##### DATA LISTING #####

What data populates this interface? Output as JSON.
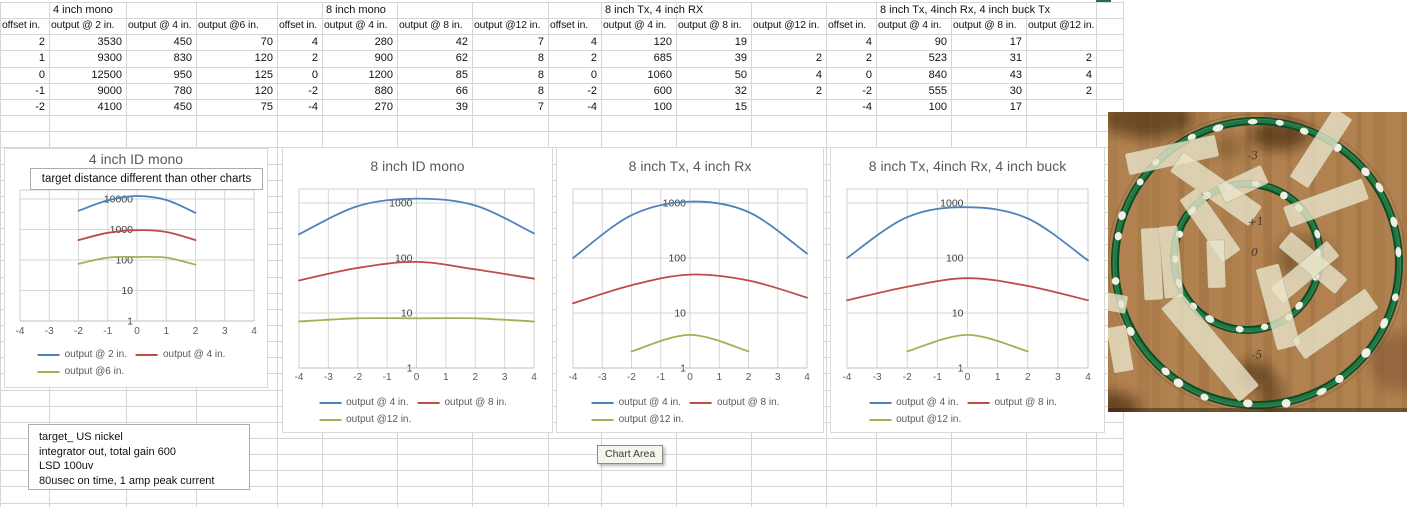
{
  "sheet": {
    "tables": [
      {
        "title": "4 inch mono",
        "headers": [
          "offset in.",
          "output @ 2 in.",
          "output @ 4 in.",
          "output @6 in."
        ],
        "rows": [
          [
            "2",
            "3530",
            "450",
            "70"
          ],
          [
            "1",
            "9300",
            "830",
            "120"
          ],
          [
            "0",
            "12500",
            "950",
            "125"
          ],
          [
            "-1",
            "9000",
            "780",
            "120"
          ],
          [
            "-2",
            "4100",
            "450",
            "75"
          ]
        ]
      },
      {
        "title": "8 inch mono",
        "headers": [
          "offset in.",
          "output @ 4 in.",
          "output @ 8 in.",
          "output @12 in."
        ],
        "rows": [
          [
            "4",
            "280",
            "42",
            "7"
          ],
          [
            "2",
            "900",
            "62",
            "8"
          ],
          [
            "0",
            "1200",
            "85",
            "8"
          ],
          [
            "-2",
            "880",
            "66",
            "8"
          ],
          [
            "-4",
            "270",
            "39",
            "7"
          ]
        ]
      },
      {
        "title": "8 inch Tx, 4 inch RX",
        "headers": [
          "offset in.",
          "output @ 4 in.",
          "output @ 8 in.",
          "output @12 in."
        ],
        "rows": [
          [
            "4",
            "120",
            "19",
            ""
          ],
          [
            "2",
            "685",
            "39",
            "2"
          ],
          [
            "0",
            "1060",
            "50",
            "4"
          ],
          [
            "-2",
            "600",
            "32",
            "2"
          ],
          [
            "-4",
            "100",
            "15",
            ""
          ]
        ]
      },
      {
        "title": "8 inch Tx, 4inch Rx, 4 inch buck Tx",
        "headers": [
          "offset in.",
          "output @ 4 in.",
          "output @ 8 in.",
          "output @12 in."
        ],
        "rows": [
          [
            "4",
            "90",
            "17",
            ""
          ],
          [
            "2",
            "523",
            "31",
            "2"
          ],
          [
            "0",
            "840",
            "43",
            "4"
          ],
          [
            "-2",
            "555",
            "30",
            "2"
          ],
          [
            "-4",
            "100",
            "17",
            ""
          ]
        ]
      }
    ]
  },
  "chart_data": [
    {
      "type": "line",
      "title": "4 inch ID mono",
      "note": "target distance different than other charts",
      "ylog": true,
      "xlim": [
        -4,
        4
      ],
      "ylim": [
        1,
        20000
      ],
      "x_ticks": [
        -4,
        -3,
        -2,
        -1,
        0,
        1,
        2,
        3,
        4
      ],
      "y_ticks": [
        1,
        10,
        100,
        1000,
        10000
      ],
      "series": [
        {
          "name": "output @ 2 in.",
          "x": [
            -2,
            -1,
            0,
            1,
            2
          ],
          "values": [
            4100,
            9000,
            12500,
            9300,
            3530
          ]
        },
        {
          "name": "output @ 4 in.",
          "x": [
            -2,
            -1,
            0,
            1,
            2
          ],
          "values": [
            450,
            780,
            950,
            830,
            450
          ]
        },
        {
          "name": "output @6 in.",
          "x": [
            -2,
            -1,
            0,
            1,
            2
          ],
          "values": [
            75,
            120,
            125,
            120,
            70
          ]
        }
      ]
    },
    {
      "type": "line",
      "title": "8 inch ID mono",
      "ylog": true,
      "xlim": [
        -4,
        4
      ],
      "ylim": [
        1,
        2000
      ],
      "x_ticks": [
        -4,
        -3,
        -2,
        -1,
        0,
        1,
        2,
        3,
        4
      ],
      "y_ticks": [
        1,
        10,
        100,
        1000
      ],
      "series": [
        {
          "name": "output @ 4 in.",
          "x": [
            -4,
            -2,
            0,
            2,
            4
          ],
          "values": [
            270,
            880,
            1200,
            900,
            280
          ]
        },
        {
          "name": "output @ 8 in.",
          "x": [
            -4,
            -2,
            0,
            2,
            4
          ],
          "values": [
            39,
            66,
            85,
            62,
            42
          ]
        },
        {
          "name": "output @12 in.",
          "x": [
            -4,
            -2,
            0,
            2,
            4
          ],
          "values": [
            7,
            8,
            8,
            8,
            7
          ]
        }
      ]
    },
    {
      "type": "line",
      "title": "8 inch Tx, 4 inch Rx",
      "ylog": true,
      "xlim": [
        -4,
        4
      ],
      "ylim": [
        1,
        2000
      ],
      "x_ticks": [
        -4,
        -3,
        -2,
        -1,
        0,
        1,
        2,
        3,
        4
      ],
      "y_ticks": [
        1,
        10,
        100,
        1000
      ],
      "series": [
        {
          "name": "output @ 4 in.",
          "x": [
            -4,
            -2,
            0,
            2,
            4
          ],
          "values": [
            100,
            600,
            1060,
            685,
            120
          ]
        },
        {
          "name": "output @ 8 in.",
          "x": [
            -4,
            -2,
            0,
            2,
            4
          ],
          "values": [
            15,
            32,
            50,
            39,
            19
          ]
        },
        {
          "name": "output @12 in.",
          "x": [
            -2,
            0,
            2
          ],
          "values": [
            2,
            4,
            2
          ]
        }
      ]
    },
    {
      "type": "line",
      "title": "8 inch Tx, 4inch Rx, 4 inch buck",
      "ylog": true,
      "xlim": [
        -4,
        4
      ],
      "ylim": [
        1,
        2000
      ],
      "x_ticks": [
        -4,
        -3,
        -2,
        -1,
        0,
        1,
        2,
        3,
        4
      ],
      "y_ticks": [
        1,
        10,
        100,
        1000
      ],
      "series": [
        {
          "name": "output @ 4 in.",
          "x": [
            -4,
            -2,
            0,
            2,
            4
          ],
          "values": [
            100,
            555,
            840,
            523,
            90
          ]
        },
        {
          "name": "output @ 8 in.",
          "x": [
            -4,
            -2,
            0,
            2,
            4
          ],
          "values": [
            17,
            30,
            43,
            31,
            17
          ]
        },
        {
          "name": "output @12 in.",
          "x": [
            -2,
            0,
            2
          ],
          "values": [
            2,
            4,
            2
          ]
        }
      ]
    }
  ],
  "annotations": {
    "chart1_note": "target distance different than other charts",
    "notes_box": [
      "target_ US nickel",
      "integrator out, total gain 600",
      "LSD 100uv",
      "80usec on time, 1 amp peak current"
    ],
    "tooltip": "Chart Area"
  },
  "photo": {
    "alt": "two concentric green wire coils held to a plywood board with masking tape, white paint dabs marking turns",
    "marks": [
      "-3",
      "+1",
      "0",
      "-5"
    ]
  },
  "colors": {
    "series_blue": "#4F81BD",
    "series_red": "#BE4B48",
    "series_green": "#9FB254",
    "gridline": "#d6d6d6",
    "axis_text": "#595959",
    "selection_green": "#217346"
  }
}
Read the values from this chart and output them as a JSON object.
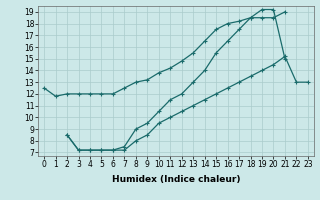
{
  "title": "",
  "xlabel": "Humidex (Indice chaleur)",
  "bg_color": "#cce8e8",
  "grid_color": "#aacccc",
  "line_color": "#1a6b6b",
  "xlim": [
    -0.5,
    23.5
  ],
  "ylim": [
    6.7,
    19.5
  ],
  "xticks": [
    0,
    1,
    2,
    3,
    4,
    5,
    6,
    7,
    8,
    9,
    10,
    11,
    12,
    13,
    14,
    15,
    16,
    17,
    18,
    19,
    20,
    21,
    22,
    23
  ],
  "yticks": [
    7,
    8,
    9,
    10,
    11,
    12,
    13,
    14,
    15,
    16,
    17,
    18,
    19
  ],
  "line1_x": [
    0,
    1,
    2,
    3,
    4,
    5,
    6,
    7,
    8,
    9,
    10,
    11,
    12,
    13,
    14,
    15,
    16,
    17,
    18,
    19,
    20,
    21
  ],
  "line1_y": [
    12.5,
    11.8,
    12.0,
    12.0,
    12.0,
    12.0,
    12.0,
    12.5,
    13.0,
    13.2,
    13.8,
    14.2,
    14.8,
    15.5,
    16.5,
    17.5,
    18.0,
    18.2,
    18.5,
    18.5,
    18.5,
    19.0
  ],
  "line2_x": [
    2,
    3,
    4,
    5,
    6,
    7,
    8,
    9,
    10,
    11,
    12,
    13,
    14,
    15,
    16,
    17,
    18,
    19,
    20,
    21
  ],
  "line2_y": [
    8.5,
    7.2,
    7.2,
    7.2,
    7.2,
    7.5,
    9.0,
    9.5,
    10.5,
    11.5,
    12.0,
    13.0,
    14.0,
    15.5,
    16.5,
    17.5,
    18.5,
    19.2,
    19.2,
    15.0
  ],
  "line3_x": [
    2,
    3,
    4,
    5,
    6,
    7,
    8,
    9,
    10,
    11,
    12,
    13,
    14,
    15,
    16,
    17,
    18,
    19,
    20,
    21,
    22,
    23
  ],
  "line3_y": [
    8.5,
    7.2,
    7.2,
    7.2,
    7.2,
    7.2,
    8.0,
    8.5,
    9.5,
    10.0,
    10.5,
    11.0,
    11.5,
    12.0,
    12.5,
    13.0,
    13.5,
    14.0,
    14.5,
    15.2,
    13.0,
    13.0
  ],
  "marker": "+",
  "markersize": 3.5,
  "linewidth": 0.9,
  "fontsize_label": 6.5,
  "fontsize_tick": 5.5
}
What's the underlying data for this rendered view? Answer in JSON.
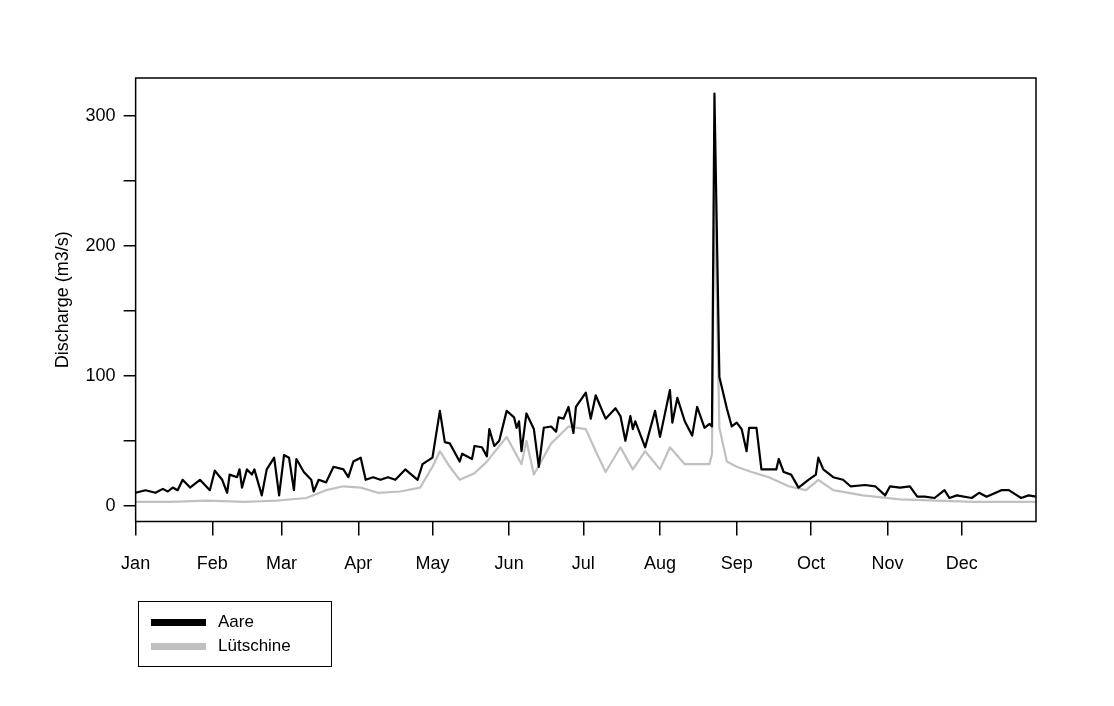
{
  "chart_data": {
    "type": "line",
    "ylabel": "Discharge (m3/s)",
    "xlim": [
      "--01-01",
      "--12-31"
    ],
    "ylim": [
      -12,
      329
    ],
    "xticks": [
      {
        "value": "--01-01",
        "label": "Jan"
      },
      {
        "value": "--02-01",
        "label": "Feb"
      },
      {
        "value": "--03-01",
        "label": "Mar"
      },
      {
        "value": "--04-01",
        "label": "Apr"
      },
      {
        "value": "--05-01",
        "label": "May"
      },
      {
        "value": "--06-01",
        "label": "Jun"
      },
      {
        "value": "--07-01",
        "label": "Jul"
      },
      {
        "value": "--08-01",
        "label": "Aug"
      },
      {
        "value": "--09-01",
        "label": "Sep"
      },
      {
        "value": "--10-01",
        "label": "Oct"
      },
      {
        "value": "--11-01",
        "label": "Nov"
      },
      {
        "value": "--12-01",
        "label": "Dec"
      }
    ],
    "yticks": [
      0,
      {
        "value": 50,
        "label": null
      },
      100,
      {
        "value": 150,
        "label": null
      },
      200,
      {
        "value": 250,
        "label": null
      },
      300
    ],
    "legend": "bottom left",
    "marker": "none",
    "line_style": "solid",
    "series": [
      {
        "name": "Aare",
        "color": "#000000",
        "x": [
          "--01-01",
          "--01-05",
          "--01-09",
          "--01-12",
          "--01-14",
          "--01-16",
          "--01-18",
          "--01-20",
          "--01-23",
          "--01-27",
          "--01-31",
          "--02-02",
          "--02-05",
          "--02-07",
          "--02-08",
          "--02-11",
          "--02-12",
          "--02-13",
          "--02-15",
          "--02-17",
          "--02-18",
          "--02-21",
          "--02-23",
          "--02-26",
          "--02-28",
          "--03-02",
          "--03-04",
          "--03-06",
          "--03-07",
          "--03-10",
          "--03-13",
          "--03-14",
          "--03-16",
          "--03-19",
          "--03-22",
          "--03-26",
          "--03-28",
          "--03-30",
          "--04-02",
          "--04-04",
          "--04-07",
          "--04-10",
          "--04-13",
          "--04-16",
          "--04-20",
          "--04-25",
          "--04-27",
          "--05-01",
          "--05-04",
          "--05-06",
          "--05-08",
          "--05-12",
          "--05-13",
          "--05-17",
          "--05-18",
          "--05-21",
          "--05-23",
          "--05-24",
          "--05-26",
          "--05-28",
          "--05-31",
          "--06-03",
          "--06-04",
          "--06-05",
          "--06-06",
          "--06-08",
          "--06-11",
          "--06-13",
          "--06-15",
          "--06-18",
          "--06-20",
          "--06-21",
          "--06-23",
          "--06-25",
          "--06-27",
          "--06-28",
          "--07-02",
          "--07-04",
          "--07-06",
          "--07-08",
          "--07-10",
          "--07-14",
          "--07-16",
          "--07-18",
          "--07-20",
          "--07-21",
          "--07-22",
          "--07-26",
          "--07-30",
          "--08-01",
          "--08-05",
          "--08-06",
          "--08-08",
          "--08-11",
          "--08-14",
          "--08-16",
          "--08-19",
          "--08-21",
          "--08-22",
          "--08-23",
          "--08-25",
          "--08-28",
          "--08-30",
          "--09-01",
          "--09-03",
          "--09-05",
          "--09-06",
          "--09-09",
          "--09-11",
          "--09-14",
          "--09-17",
          "--09-18",
          "--09-20",
          "--09-23",
          "--09-26",
          "--09-30",
          "--10-03",
          "--10-04",
          "--10-06",
          "--10-10",
          "--10-14",
          "--10-17",
          "--10-23",
          "--10-27",
          "--10-31",
          "--11-02",
          "--11-06",
          "--11-10",
          "--11-13",
          "--11-16",
          "--11-20",
          "--11-24",
          "--11-26",
          "--11-29",
          "--12-05",
          "--12-08",
          "--12-11",
          "--12-17",
          "--12-20",
          "--12-25",
          "--12-28",
          "--12-31"
        ],
        "values": [
          10,
          12,
          10,
          13,
          11,
          14,
          12,
          20,
          14,
          20,
          12,
          27,
          20,
          10,
          24,
          22,
          28,
          14,
          28,
          24,
          28,
          8,
          28,
          37,
          8,
          39,
          37,
          12,
          36,
          26,
          20,
          11,
          20,
          18,
          30,
          28,
          22,
          34,
          37,
          20,
          22,
          20,
          22,
          20,
          28,
          20,
          32,
          37,
          73,
          49,
          48,
          34,
          40,
          36,
          46,
          45,
          38,
          59,
          46,
          50,
          73,
          68,
          60,
          65,
          42,
          71,
          59,
          30,
          60,
          61,
          57,
          68,
          67,
          76,
          56,
          76,
          87,
          67,
          85,
          76,
          67,
          75,
          69,
          50,
          69,
          59,
          65,
          45,
          73,
          53,
          89,
          64,
          83,
          65,
          54,
          76,
          60,
          63,
          61,
          317,
          99,
          75,
          61,
          64,
          59,
          42,
          60,
          60,
          28,
          28,
          28,
          36,
          26,
          24,
          14,
          20,
          24,
          37,
          28,
          22,
          20,
          15,
          16,
          15,
          8,
          15,
          14,
          15,
          7,
          7,
          6,
          12,
          6,
          8,
          6,
          10,
          7,
          12,
          12,
          6,
          8,
          7
        ]
      },
      {
        "name": "Lütschine",
        "color": "#c0c0c0",
        "x": [
          "--01-01",
          "--01-15",
          "--01-30",
          "--02-14",
          "--02-27",
          "--03-11",
          "--03-19",
          "--03-26",
          "--04-02",
          "--04-09",
          "--04-18",
          "--04-26",
          "--05-01",
          "--05-04",
          "--05-08",
          "--05-12",
          "--05-18",
          "--05-23",
          "--05-31",
          "--06-06",
          "--06-08",
          "--06-11",
          "--06-18",
          "--06-25",
          "--07-02",
          "--07-06",
          "--07-10",
          "--07-16",
          "--07-21",
          "--07-26",
          "--08-01",
          "--08-05",
          "--08-11",
          "--08-16",
          "--08-21",
          "--08-22",
          "--08-23",
          "--08-25",
          "--08-28",
          "--09-01",
          "--09-07",
          "--09-14",
          "--09-22",
          "--09-29",
          "--10-04",
          "--10-10",
          "--10-22",
          "--11-06",
          "--11-21",
          "--12-06",
          "--12-31"
        ],
        "values": [
          3,
          3,
          4,
          3,
          4,
          6,
          12,
          15,
          14,
          10,
          11,
          14,
          30,
          42,
          30,
          20,
          25,
          34,
          53,
          32,
          50,
          24,
          48,
          61,
          59,
          42,
          26,
          45,
          28,
          42,
          28,
          45,
          32,
          32,
          32,
          40,
          250,
          60,
          34,
          30,
          26,
          22,
          15,
          12,
          20,
          12,
          8,
          5,
          4,
          3,
          3
        ]
      }
    ]
  }
}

#####

PROBLEM DETAILS:
Scan the material above. Extract every line in which the word "title" occurs.

COMPLETE OUTPUT:
        "title": "4 inch mono",
        "title": "8 inch mono",
        "title": "8 inch Tx, 4 inch RX",
        "title": "8 inch Tx, 4inch Rx, 4 inch buck Tx",
      "title": "4 inch ID mono",
      "title": "8 inch ID mono",
      "title": "8 inch Tx, 4 inch Rx",
      "title": "8 inch Tx, 4inch Rx, 4 inch buck",
  "title": "",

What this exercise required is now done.